(Stored dataset items)
====
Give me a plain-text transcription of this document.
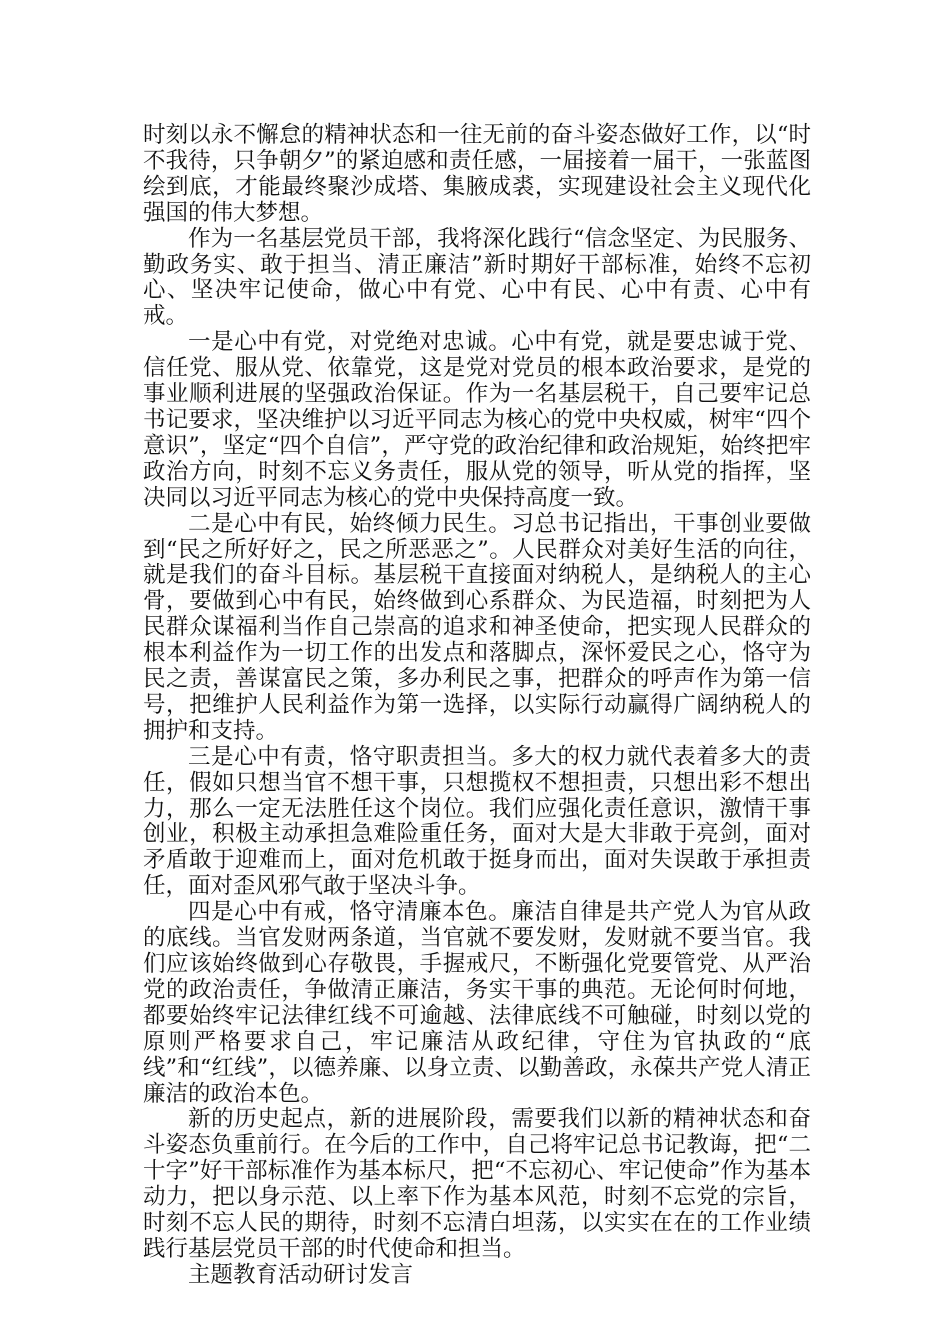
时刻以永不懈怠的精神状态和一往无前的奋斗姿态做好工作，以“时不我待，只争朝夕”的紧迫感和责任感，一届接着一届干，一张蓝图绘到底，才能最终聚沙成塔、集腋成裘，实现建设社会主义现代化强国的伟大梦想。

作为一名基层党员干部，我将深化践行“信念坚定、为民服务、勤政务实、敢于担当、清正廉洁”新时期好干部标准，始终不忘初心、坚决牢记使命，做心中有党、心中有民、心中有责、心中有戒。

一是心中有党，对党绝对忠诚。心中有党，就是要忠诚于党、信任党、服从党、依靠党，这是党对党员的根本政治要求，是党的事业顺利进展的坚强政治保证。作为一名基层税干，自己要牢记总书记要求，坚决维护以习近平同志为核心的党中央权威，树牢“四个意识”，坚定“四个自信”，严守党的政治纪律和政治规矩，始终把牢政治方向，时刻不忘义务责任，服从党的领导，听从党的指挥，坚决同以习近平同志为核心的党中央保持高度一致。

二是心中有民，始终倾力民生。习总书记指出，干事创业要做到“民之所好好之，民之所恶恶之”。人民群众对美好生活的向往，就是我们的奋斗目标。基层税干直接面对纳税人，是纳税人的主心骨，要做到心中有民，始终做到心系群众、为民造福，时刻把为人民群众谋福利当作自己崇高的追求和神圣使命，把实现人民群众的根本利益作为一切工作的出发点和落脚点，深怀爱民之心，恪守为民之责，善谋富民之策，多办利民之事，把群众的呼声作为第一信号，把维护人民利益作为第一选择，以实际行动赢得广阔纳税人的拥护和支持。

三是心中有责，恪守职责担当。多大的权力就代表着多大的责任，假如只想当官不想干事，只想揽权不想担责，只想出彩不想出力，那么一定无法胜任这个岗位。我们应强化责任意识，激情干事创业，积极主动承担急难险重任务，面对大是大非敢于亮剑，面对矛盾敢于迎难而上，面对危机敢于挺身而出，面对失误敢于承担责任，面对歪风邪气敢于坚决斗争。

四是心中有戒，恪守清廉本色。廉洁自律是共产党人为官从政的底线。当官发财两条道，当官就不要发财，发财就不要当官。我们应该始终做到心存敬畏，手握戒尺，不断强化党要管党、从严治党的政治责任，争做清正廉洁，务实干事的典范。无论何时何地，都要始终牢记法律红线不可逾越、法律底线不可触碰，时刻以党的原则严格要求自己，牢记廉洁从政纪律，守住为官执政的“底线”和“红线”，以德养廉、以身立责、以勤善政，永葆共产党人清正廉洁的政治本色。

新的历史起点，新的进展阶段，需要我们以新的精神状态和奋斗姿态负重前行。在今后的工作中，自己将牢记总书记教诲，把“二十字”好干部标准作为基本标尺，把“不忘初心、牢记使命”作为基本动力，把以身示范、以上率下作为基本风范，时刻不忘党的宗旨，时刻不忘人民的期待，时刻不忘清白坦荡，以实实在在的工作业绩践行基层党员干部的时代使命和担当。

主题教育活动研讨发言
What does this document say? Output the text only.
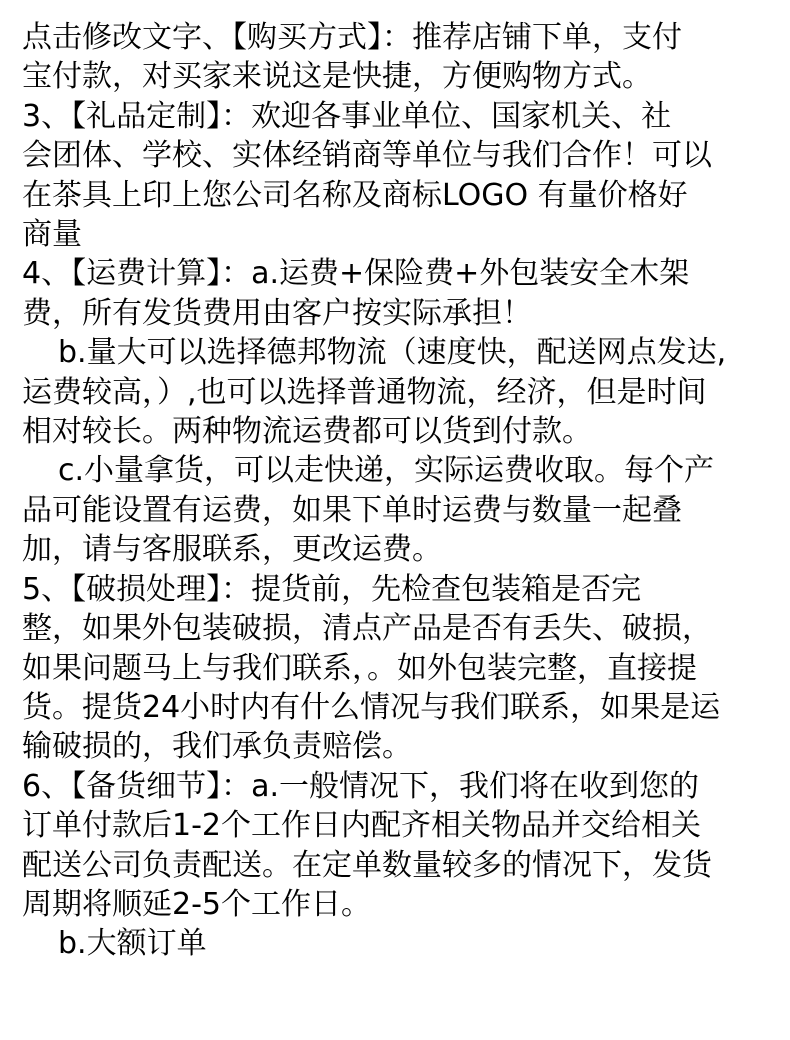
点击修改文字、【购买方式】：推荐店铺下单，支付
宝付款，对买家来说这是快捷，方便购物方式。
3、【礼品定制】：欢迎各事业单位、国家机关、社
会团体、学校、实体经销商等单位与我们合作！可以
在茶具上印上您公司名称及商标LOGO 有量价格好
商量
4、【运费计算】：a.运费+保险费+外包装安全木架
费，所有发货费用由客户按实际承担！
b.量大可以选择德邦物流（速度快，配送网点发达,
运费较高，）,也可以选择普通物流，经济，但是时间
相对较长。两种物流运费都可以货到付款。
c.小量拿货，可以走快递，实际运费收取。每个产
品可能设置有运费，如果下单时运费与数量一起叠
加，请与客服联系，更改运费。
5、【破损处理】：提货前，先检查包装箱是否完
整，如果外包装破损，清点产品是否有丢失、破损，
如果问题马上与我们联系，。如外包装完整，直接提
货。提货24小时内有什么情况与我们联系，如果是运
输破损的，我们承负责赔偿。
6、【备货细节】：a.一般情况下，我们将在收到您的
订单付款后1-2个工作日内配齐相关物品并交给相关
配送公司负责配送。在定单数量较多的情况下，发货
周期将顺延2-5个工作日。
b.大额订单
====
Make a list of all lines in the data that contain "this".

Give me a plain-text transcription of this document.
What does this document say? Output the text only.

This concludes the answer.